[Short exercise] Restate each of the lines below word for word and drop every picture.
• • • • • • •
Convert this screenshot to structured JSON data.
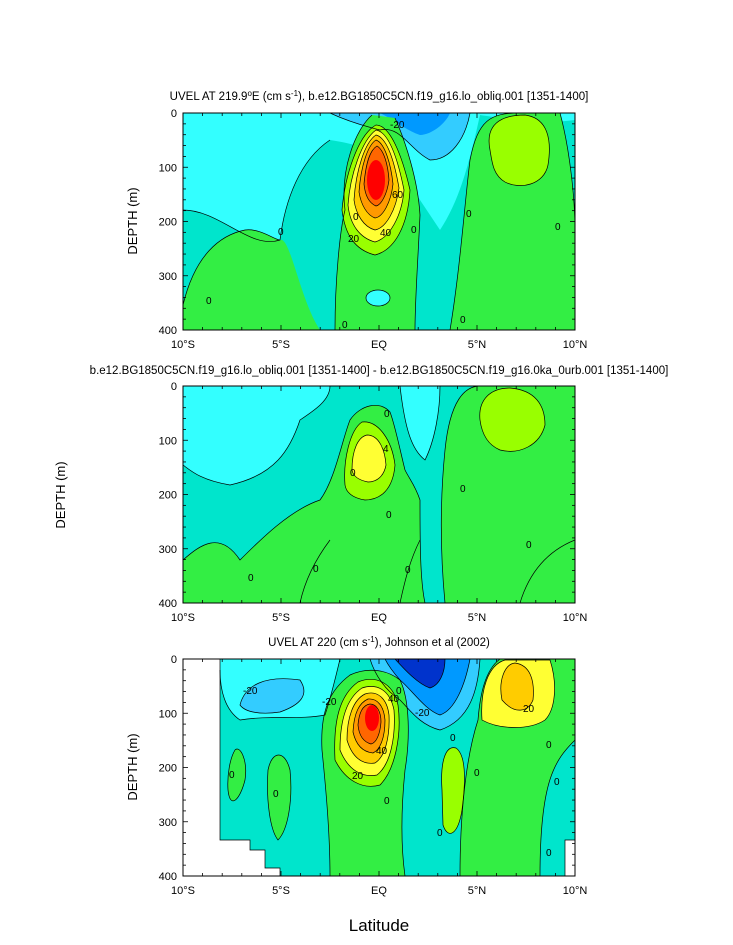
{
  "chart_data": [
    {
      "type": "heatmap",
      "subtype": "filled-contour",
      "title_main": "UVEL AT 219.9",
      "title_deg": "o",
      "title_units_a": "E (cm s",
      "title_units_exp": "-1",
      "title_rest": "), b.e12.BG1850C5CN.f19_g16.lo_obliq.001 [1351-1400]",
      "ylabel": "DEPTH (m)",
      "xlim": [
        -10,
        10
      ],
      "ylim": [
        400,
        0
      ],
      "yticks": [
        "0",
        "100",
        "200",
        "300",
        "400"
      ],
      "xticks": [
        "10°S",
        "5°S",
        "EQ",
        "5°N",
        "10°N"
      ],
      "contour_interval": 10,
      "contour_labels": [
        "-20",
        "0",
        "20",
        "40",
        "60"
      ],
      "features": [
        {
          "name": "EUC core",
          "lat": 0,
          "depth": 130,
          "value": 100
        },
        {
          "name": "surface westward",
          "lat": 2.5,
          "depth": 0,
          "value": -30
        },
        {
          "name": "NECC",
          "lat": 7.5,
          "depth": 50,
          "value": 10
        }
      ]
    },
    {
      "type": "heatmap",
      "subtype": "filled-contour",
      "title": "b.e12.BG1850C5CN.f19_g16.lo_obliq.001 [1351-1400] - b.e12.BG1850C5CN.f19_g16.0ka_0urb.001 [1351-1400]",
      "ylabel": "DEPTH (m)",
      "xlim": [
        -10,
        10
      ],
      "ylim": [
        400,
        0
      ],
      "yticks": [
        "0",
        "100",
        "200",
        "300",
        "400"
      ],
      "xticks": [
        "10°S",
        "5°S",
        "EQ",
        "5°N",
        "10°N"
      ],
      "contour_interval": 2,
      "contour_labels": [
        "0",
        "4"
      ],
      "features": [
        {
          "name": "EUC difference max",
          "lat": -0.3,
          "depth": 125,
          "value": 6
        },
        {
          "name": "NECC difference",
          "lat": 6.5,
          "depth": 50,
          "value": 4
        }
      ]
    },
    {
      "type": "heatmap",
      "subtype": "filled-contour",
      "title_main": "UVEL AT 220 (cm s",
      "title_exp": "-1",
      "title_rest": "), Johnson et al (2002)",
      "ylabel": "DEPTH (m)",
      "xlabel": "Latitude",
      "xlim": [
        -10,
        10
      ],
      "ylim": [
        400,
        0
      ],
      "yticks": [
        "0",
        "100",
        "200",
        "300",
        "400"
      ],
      "xticks": [
        "10°S",
        "5°S",
        "EQ",
        "5°N",
        "10°N"
      ],
      "contour_interval": 10,
      "contour_labels": [
        "-20",
        "20",
        "40",
        "0"
      ],
      "features": [
        {
          "name": "EUC core",
          "lat": 0,
          "depth": 110,
          "value": 110
        },
        {
          "name": "SEC north",
          "lat": 2.5,
          "depth": 10,
          "value": -60
        },
        {
          "name": "NECC",
          "lat": 6.8,
          "depth": 50,
          "value": 40
        }
      ]
    }
  ],
  "shared_ylabel": "DEPTH (m)",
  "xlabel": "Latitude",
  "colors": {
    "bg_cyan": "#00e5cc",
    "light_cyan": "#33ffff",
    "mid_blue": "#33ccff",
    "blue": "#0099ff",
    "deep_blue": "#0033cc",
    "green": "#33ee44",
    "lime": "#99ff00",
    "yellow": "#ffff33",
    "gold": "#ffcc00",
    "orange": "#ff9900",
    "dark_orange": "#ff6600",
    "red": "#ff0000"
  }
}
• • • • • • •
[Task response]
Convert this screenshot to structured JSON data.
{
  "chart_data": [
    {
      "type": "heatmap",
      "subtype": "filled-contour",
      "title_main": "UVEL AT 219.9",
      "title_deg": "o",
      "title_units_a": "E (cm s",
      "title_units_exp": "-1",
      "title_rest": "), b.e12.BG1850C5CN.f19_g16.lo_obliq.001 [1351-1400]",
      "ylabel": "DEPTH (m)",
      "xlim": [
        -10,
        10
      ],
      "ylim": [
        400,
        0
      ],
      "yticks": [
        "0",
        "100",
        "200",
        "300",
        "400"
      ],
      "xticks": [
        "10°S",
        "5°S",
        "EQ",
        "5°N",
        "10°N"
      ],
      "contour_interval": 10,
      "contour_labels": [
        "-20",
        "0",
        "20",
        "40",
        "60"
      ],
      "features": [
        {
          "name": "EUC core",
          "lat": 0,
          "depth": 130,
          "value": 100
        },
        {
          "name": "surface westward",
          "lat": 2.5,
          "depth": 0,
          "value": -30
        },
        {
          "name": "NECC",
          "lat": 7.5,
          "depth": 50,
          "value": 10
        }
      ]
    },
    {
      "type": "heatmap",
      "subtype": "filled-contour",
      "title": "b.e12.BG1850C5CN.f19_g16.lo_obliq.001 [1351-1400] - b.e12.BG1850C5CN.f19_g16.0ka_0urb.001 [1351-1400]",
      "ylabel": "DEPTH (m)",
      "xlim": [
        -10,
        10
      ],
      "ylim": [
        400,
        0
      ],
      "yticks": [
        "0",
        "100",
        "200",
        "300",
        "400"
      ],
      "xticks": [
        "10°S",
        "5°S",
        "EQ",
        "5°N",
        "10°N"
      ],
      "contour_interval": 2,
      "contour_labels": [
        "0",
        "4"
      ],
      "features": [
        {
          "name": "EUC difference max",
          "lat": -0.3,
          "depth": 125,
          "value": 6
        },
        {
          "name": "NECC difference",
          "lat": 6.5,
          "depth": 50,
          "value": 4
        }
      ]
    },
    {
      "type": "heatmap",
      "subtype": "filled-contour",
      "title_main": "UVEL AT 220 (cm s",
      "title_exp": "-1",
      "title_rest": "), Johnson et al (2002)",
      "ylabel": "DEPTH (m)",
      "xlabel": "Latitude",
      "xlim": [
        -10,
        10
      ],
      "ylim": [
        400,
        0
      ],
      "yticks": [
        "0",
        "100",
        "200",
        "300",
        "400"
      ],
      "xticks": [
        "10°S",
        "5°S",
        "EQ",
        "5°N",
        "10°N"
      ],
      "contour_interval": 10,
      "contour_labels": [
        "-20",
        "20",
        "40",
        "0"
      ],
      "features": [
        {
          "name": "EUC core",
          "lat": 0,
          "depth": 110,
          "value": 110
        },
        {
          "name": "SEC north",
          "lat": 2.5,
          "depth": 10,
          "value": -60
        },
        {
          "name": "NECC",
          "lat": 6.8,
          "depth": 50,
          "value": 40
        }
      ]
    }
  ],
  "shared_ylabel": "DEPTH (m)",
  "xlabel": "Latitude",
  "colors": {
    "bg_cyan": "#00e5cc",
    "light_cyan": "#33ffff",
    "mid_blue": "#33ccff",
    "blue": "#0099ff",
    "deep_blue": "#0033cc",
    "green": "#33ee44",
    "lime": "#99ff00",
    "yellow": "#ffff33",
    "gold": "#ffcc00",
    "orange": "#ff9900",
    "dark_orange": "#ff6600",
    "red": "#ff0000"
  }
}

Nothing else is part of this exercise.